SHORT TASK: Output every line of the material exactly, omitting images.

[Data entries]
■ ■ ■
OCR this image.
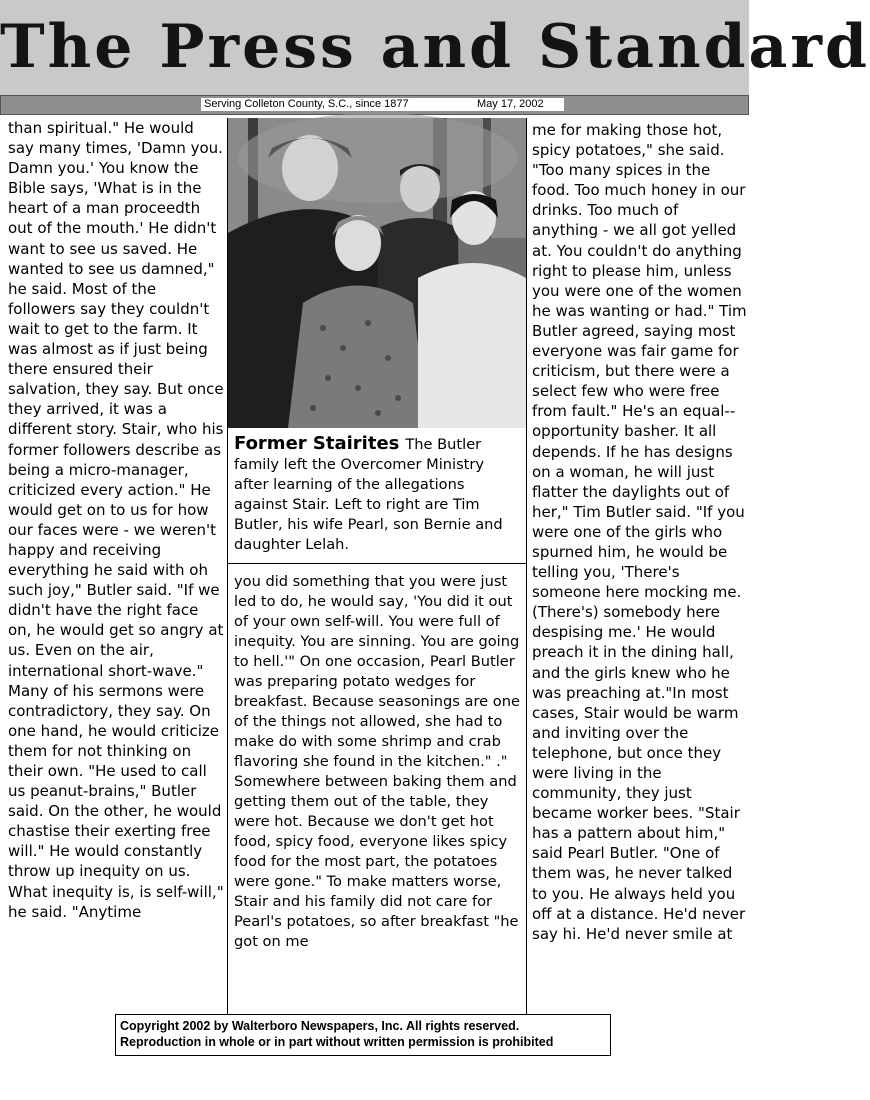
The Press and Standard
Serving Colleton County, S.C., since 1877	May 17, 2002
than spiritual." He would say many times, 'Damn you. Damn you.' You know the Bible says, 'What is in the heart of a man proceedth out of the mouth.' He didn't want to see us saved. He wanted to see us damned," he said. Most of the followers say they couldn't wait to get to the farm. It was almost as if just being there ensured their salvation, they say. But once they arrived, it was a different story. Stair, who his former followers describe as being a micro-manager, criticized every action." He would get on to us for how our faces were - we weren't happy and receiving everything he said with oh such joy," Butler said. "If we didn't have the right face on, he would get so angry at us. Even on the air, international short-wave." Many of his sermons were contradictory, they say. On one hand, he would criticize them for not thinking on their own. "He used to call us peanut-brains," Butler said. On the other, he would chastise their exerting free will." He would constantly throw up inequity on us. What inequity is, is self-will," he said. "Anytime
Former Stairites The Butler family left the Overcomer Ministry after learning of the allegations against Stair. Left to right are Tim Butler, his wife Pearl, son Bernie and daughter Lelah.
you did something that you were just led to do, he would say, 'You did it out of your own self-will. You were full of inequity. You are sinning. You are going to hell.'" On one occasion, Pearl Butler was preparing potato wedges for breakfast. Because seasonings are one of the things not allowed, she had to make do with some shrimp and crab flavoring she found in the kitchen." ." Somewhere between baking them and getting them out of the table, they were hot. Because we don't get hot food, spicy food, everyone likes spicy food for the most part, the potatoes were gone." To make matters worse, Stair and his family did not care for Pearl's potatoes, so after breakfast "he got on me
me for making those hot, spicy potatoes," she said. "Too many spices in the food. Too much honey in our drinks. Too much of anything - we all got yelled at. You couldn't do anything right to please him, unless you were one of the women he was wanting or had." Tim Butler agreed, saying most everyone was fair game for criticism, but there were a select few who were free from fault." He's an equal--opportunity basher. It all depends. If he has designs on a woman, he will just flatter the daylights out of her," Tim Butler said. "If you were one of the girls who spurned him, he would be telling you, 'There's someone here mocking me. (There's) somebody here despising me.' He would preach it in the dining hall, and the girls knew who he was preaching at."In most cases, Stair would be warm and inviting over the telephone, but once they were living in the community, they just became worker bees. "Stair has a pattern about him," said Pearl Butler. "One of them was, he never talked to you. He always held you off at a distance. He'd never say hi. He'd never smile at
Copyright 2002 by Walterboro Newspapers, Inc. All rights reserved.
Reproduction in whole or in part without written permission is prohibited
■ ■ ■
IN RESPONSE:
OCR this image.
The Press and Standard
Serving Colleton County, S.C., since 1877	May 17, 2002
than spiritual." He would say many times, 'Damn you. Damn you.' You know the Bible says, 'What is in the heart of a man proceedth out of the mouth.' He didn't want to see us saved. He wanted to see us damned," he said. Most of the followers say they couldn't wait to get to the farm. It was almost as if just being there ensured their salvation, they say. But once they arrived, it was a different story. Stair, who his former followers describe as being a micro-manager, criticized every action." He would get on to us for how our faces were - we weren't happy and receiving everything he said with oh such joy," Butler said. "If we didn't have the right face on, he would get so angry at us. Even on the air, international short-wave." Many of his sermons were contradictory, they say. On one hand, he would criticize them for not thinking on their own. "He used to call us peanut-brains," Butler said. On the other, he would chastise their exerting free will." He would constantly throw up inequity on us. What inequity is, is self-will," he said. "Anytime
Former Stairites The Butler family left the Overcomer Ministry after learning of the allegations against Stair. Left to right are Tim Butler, his wife Pearl, son Bernie and daughter Lelah.
you did something that you were just led to do, he would say, 'You did it out of your own self-will. You were full of inequity. You are sinning. You are going to hell.'" On one occasion, Pearl Butler was preparing potato wedges for breakfast. Because seasonings are one of the things not allowed, she had to make do with some shrimp and crab flavoring she found in the kitchen." ." Somewhere between baking them and getting them out of the table, they were hot. Because we don't get hot food, spicy food, everyone likes spicy food for the most part, the potatoes were gone." To make matters worse, Stair and his family did not care for Pearl's potatoes, so after breakfast "he got on me
me for making those hot, spicy potatoes," she said. "Too many spices in the food. Too much honey in our drinks. Too much of anything - we all got yelled at. You couldn't do anything right to please him, unless you were one of the women he was wanting or had." Tim Butler agreed, saying most everyone was fair game for criticism, but there were a select few who were free from fault." He's an equal--opportunity basher. It all depends. If he has designs on a woman, he will just flatter the daylights out of her," Tim Butler said. "If you were one of the girls who spurned him, he would be telling you, 'There's someone here mocking me. (There's) somebody here despising me.' He would preach it in the dining hall, and the girls knew who he was preaching at."In most cases, Stair would be warm and inviting over the telephone, but once they were living in the community, they just became worker bees. "Stair has a pattern about him," said Pearl Butler. "One of them was, he never talked to you. He always held you off at a distance. He'd never say hi. He'd never smile at
Copyright 2002 by Walterboro Newspapers, Inc. All rights reserved.
Reproduction in whole or in part without written permission is prohibited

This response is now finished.